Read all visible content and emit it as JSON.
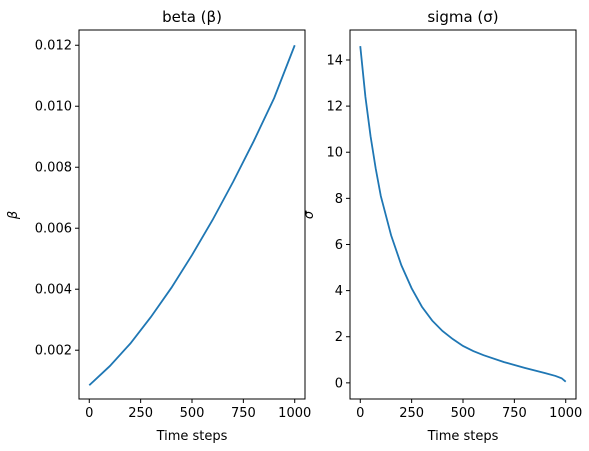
{
  "chart_data": [
    {
      "type": "line",
      "title": "beta (β)",
      "xlabel": "Time steps",
      "ylabel": "β",
      "xlim": [
        -50,
        1050
      ],
      "ylim": [
        0.0004,
        0.0125
      ],
      "xticks": [
        0,
        250,
        500,
        750,
        1000
      ],
      "xtick_labels": [
        "0",
        "250",
        "500",
        "750",
        "1000"
      ],
      "yticks": [
        0.002,
        0.004,
        0.006,
        0.008,
        0.01,
        0.012
      ],
      "ytick_labels": [
        "0.002",
        "0.004",
        "0.006",
        "0.008",
        "0.010",
        "0.012"
      ],
      "grid": false,
      "color": "#1f77b4",
      "series": [
        {
          "x": [
            0,
            100,
            200,
            300,
            400,
            500,
            600,
            700,
            800,
            900,
            1000
          ],
          "y": [
            0.00085,
            0.00148,
            0.00222,
            0.00309,
            0.00405,
            0.00512,
            0.00627,
            0.00752,
            0.00885,
            0.01027,
            0.012
          ]
        }
      ]
    },
    {
      "type": "line",
      "title": "sigma (σ)",
      "xlabel": "Time steps",
      "ylabel": "σ",
      "xlim": [
        -50,
        1050
      ],
      "ylim": [
        -0.7,
        15.3
      ],
      "xticks": [
        0,
        250,
        500,
        750,
        1000
      ],
      "xtick_labels": [
        "0",
        "250",
        "500",
        "750",
        "1000"
      ],
      "yticks": [
        0,
        2,
        4,
        6,
        8,
        10,
        12,
        14
      ],
      "ytick_labels": [
        "0",
        "2",
        "4",
        "6",
        "8",
        "10",
        "12",
        "14"
      ],
      "grid": false,
      "color": "#1f77b4",
      "series": [
        {
          "x": [
            0,
            25,
            50,
            75,
            100,
            150,
            200,
            250,
            300,
            350,
            400,
            450,
            500,
            550,
            600,
            700,
            800,
            900,
            950,
            980,
            1000
          ],
          "y": [
            14.6,
            12.4,
            10.7,
            9.3,
            8.1,
            6.4,
            5.1,
            4.1,
            3.3,
            2.7,
            2.25,
            1.9,
            1.6,
            1.38,
            1.2,
            0.9,
            0.65,
            0.42,
            0.3,
            0.2,
            0.05
          ]
        }
      ]
    }
  ]
}
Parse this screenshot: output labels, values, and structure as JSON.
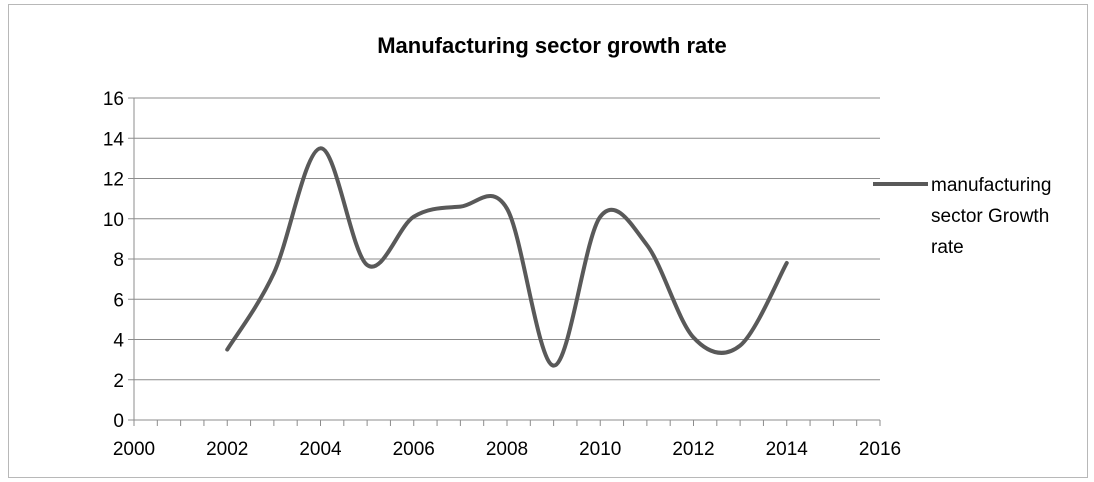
{
  "chart_data": {
    "type": "line",
    "title": "Manufacturing sector growth rate",
    "xlabel": "",
    "ylabel": "",
    "xlim": [
      2000,
      2016
    ],
    "ylim": [
      0,
      16
    ],
    "x_ticks": [
      2000,
      2002,
      2004,
      2006,
      2008,
      2010,
      2012,
      2014,
      2016
    ],
    "y_ticks": [
      0,
      2,
      4,
      6,
      8,
      10,
      12,
      14,
      16
    ],
    "grid": "horizontal",
    "legend_position": "right",
    "smooth": true,
    "series": [
      {
        "name": "manufacturing sector Growth rate",
        "color": "#595959",
        "x": [
          2002,
          2003,
          2004,
          2005,
          2006,
          2007,
          2008,
          2009,
          2010,
          2011,
          2012,
          2013,
          2014
        ],
        "y": [
          3.5,
          7.3,
          13.5,
          7.7,
          10.1,
          10.6,
          10.5,
          2.7,
          10.1,
          8.7,
          4.1,
          3.7,
          7.8
        ]
      }
    ]
  }
}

_ _ _

Problem details: All of the lines above should be printed exactly, minus the pictures.

Result of the exercise:
Read all visible content and emit it as JSON.
{
  "chart_data": [
    {
      "type": "line",
      "title": "beta (β)",
      "xlabel": "Time steps",
      "ylabel": "β",
      "xlim": [
        -50,
        1050
      ],
      "ylim": [
        0.0004,
        0.0125
      ],
      "xticks": [
        0,
        250,
        500,
        750,
        1000
      ],
      "xtick_labels": [
        "0",
        "250",
        "500",
        "750",
        "1000"
      ],
      "yticks": [
        0.002,
        0.004,
        0.006,
        0.008,
        0.01,
        0.012
      ],
      "ytick_labels": [
        "0.002",
        "0.004",
        "0.006",
        "0.008",
        "0.010",
        "0.012"
      ],
      "grid": false,
      "color": "#1f77b4",
      "series": [
        {
          "x": [
            0,
            100,
            200,
            300,
            400,
            500,
            600,
            700,
            800,
            900,
            1000
          ],
          "y": [
            0.00085,
            0.00148,
            0.00222,
            0.00309,
            0.00405,
            0.00512,
            0.00627,
            0.00752,
            0.00885,
            0.01027,
            0.012
          ]
        }
      ]
    },
    {
      "type": "line",
      "title": "sigma (σ)",
      "xlabel": "Time steps",
      "ylabel": "σ",
      "xlim": [
        -50,
        1050
      ],
      "ylim": [
        -0.7,
        15.3
      ],
      "xticks": [
        0,
        250,
        500,
        750,
        1000
      ],
      "xtick_labels": [
        "0",
        "250",
        "500",
        "750",
        "1000"
      ],
      "yticks": [
        0,
        2,
        4,
        6,
        8,
        10,
        12,
        14
      ],
      "ytick_labels": [
        "0",
        "2",
        "4",
        "6",
        "8",
        "10",
        "12",
        "14"
      ],
      "grid": false,
      "color": "#1f77b4",
      "series": [
        {
          "x": [
            0,
            25,
            50,
            75,
            100,
            150,
            200,
            250,
            300,
            350,
            400,
            450,
            500,
            550,
            600,
            700,
            800,
            900,
            950,
            980,
            1000
          ],
          "y": [
            14.6,
            12.4,
            10.7,
            9.3,
            8.1,
            6.4,
            5.1,
            4.1,
            3.3,
            2.7,
            2.25,
            1.9,
            1.6,
            1.38,
            1.2,
            0.9,
            0.65,
            0.42,
            0.3,
            0.2,
            0.05
          ]
        }
      ]
    }
  ]
}
Parse this screenshot: output labels, values, and structure as JSON.
{
  "chart_data": {
    "type": "line",
    "title": "Manufacturing sector growth rate",
    "xlabel": "",
    "ylabel": "",
    "xlim": [
      2000,
      2016
    ],
    "ylim": [
      0,
      16
    ],
    "x_ticks": [
      2000,
      2002,
      2004,
      2006,
      2008,
      2010,
      2012,
      2014,
      2016
    ],
    "y_ticks": [
      0,
      2,
      4,
      6,
      8,
      10,
      12,
      14,
      16
    ],
    "grid": "horizontal",
    "legend_position": "right",
    "smooth": true,
    "series": [
      {
        "name": "manufacturing sector Growth rate",
        "color": "#595959",
        "x": [
          2002,
          2003,
          2004,
          2005,
          2006,
          2007,
          2008,
          2009,
          2010,
          2011,
          2012,
          2013,
          2014
        ],
        "y": [
          3.5,
          7.3,
          13.5,
          7.7,
          10.1,
          10.6,
          10.5,
          2.7,
          10.1,
          8.7,
          4.1,
          3.7,
          7.8
        ]
      }
    ]
  }
}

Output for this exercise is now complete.